_Aim:_ Quote the records beneath, complete and exact. Leave out images.

* Begin Records shown *

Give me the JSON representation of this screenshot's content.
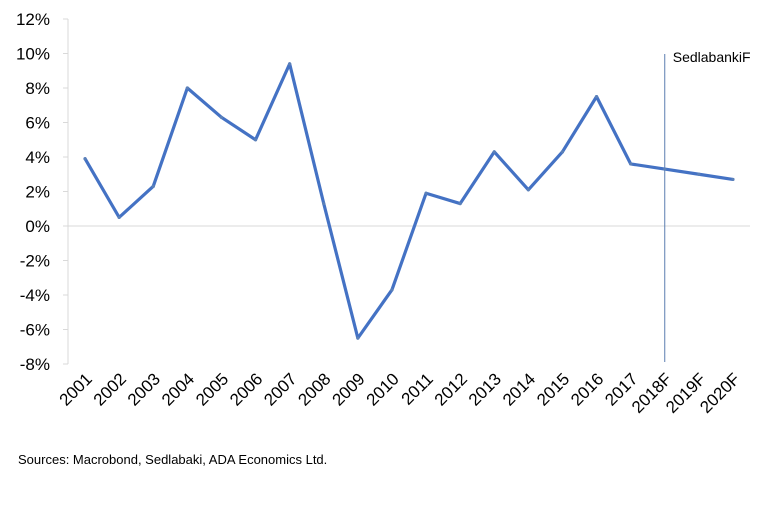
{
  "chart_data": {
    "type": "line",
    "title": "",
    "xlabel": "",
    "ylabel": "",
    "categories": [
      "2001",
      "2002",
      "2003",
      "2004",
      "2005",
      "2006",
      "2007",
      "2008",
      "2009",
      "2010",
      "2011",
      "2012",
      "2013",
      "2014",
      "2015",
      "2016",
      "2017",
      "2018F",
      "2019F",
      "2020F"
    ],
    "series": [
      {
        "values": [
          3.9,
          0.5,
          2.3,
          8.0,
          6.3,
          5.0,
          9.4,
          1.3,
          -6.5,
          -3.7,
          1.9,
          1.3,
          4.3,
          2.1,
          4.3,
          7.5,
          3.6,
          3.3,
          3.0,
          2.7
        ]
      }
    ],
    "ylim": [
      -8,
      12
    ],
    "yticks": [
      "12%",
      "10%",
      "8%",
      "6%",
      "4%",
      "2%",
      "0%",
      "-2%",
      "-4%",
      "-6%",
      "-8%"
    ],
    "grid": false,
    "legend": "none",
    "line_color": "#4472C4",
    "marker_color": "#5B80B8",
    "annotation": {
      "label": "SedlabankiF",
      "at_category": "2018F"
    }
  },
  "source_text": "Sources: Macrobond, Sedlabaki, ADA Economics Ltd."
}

* End Records shown *

_The output:_
Give me the JSON representation of this screenshot's content.
{
  "chart_data": {
    "type": "line",
    "title": "",
    "xlabel": "",
    "ylabel": "",
    "categories": [
      "2001",
      "2002",
      "2003",
      "2004",
      "2005",
      "2006",
      "2007",
      "2008",
      "2009",
      "2010",
      "2011",
      "2012",
      "2013",
      "2014",
      "2015",
      "2016",
      "2017",
      "2018F",
      "2019F",
      "2020F"
    ],
    "series": [
      {
        "values": [
          3.9,
          0.5,
          2.3,
          8.0,
          6.3,
          5.0,
          9.4,
          1.3,
          -6.5,
          -3.7,
          1.9,
          1.3,
          4.3,
          2.1,
          4.3,
          7.5,
          3.6,
          3.3,
          3.0,
          2.7
        ]
      }
    ],
    "ylim": [
      -8,
      12
    ],
    "yticks": [
      "12%",
      "10%",
      "8%",
      "6%",
      "4%",
      "2%",
      "0%",
      "-2%",
      "-4%",
      "-6%",
      "-8%"
    ],
    "grid": false,
    "legend": "none",
    "line_color": "#4472C4",
    "marker_color": "#5B80B8",
    "annotation": {
      "label": "SedlabankiF",
      "at_category": "2018F"
    }
  },
  "source_text": "Sources: Macrobond, Sedlabaki, ADA Economics Ltd."
}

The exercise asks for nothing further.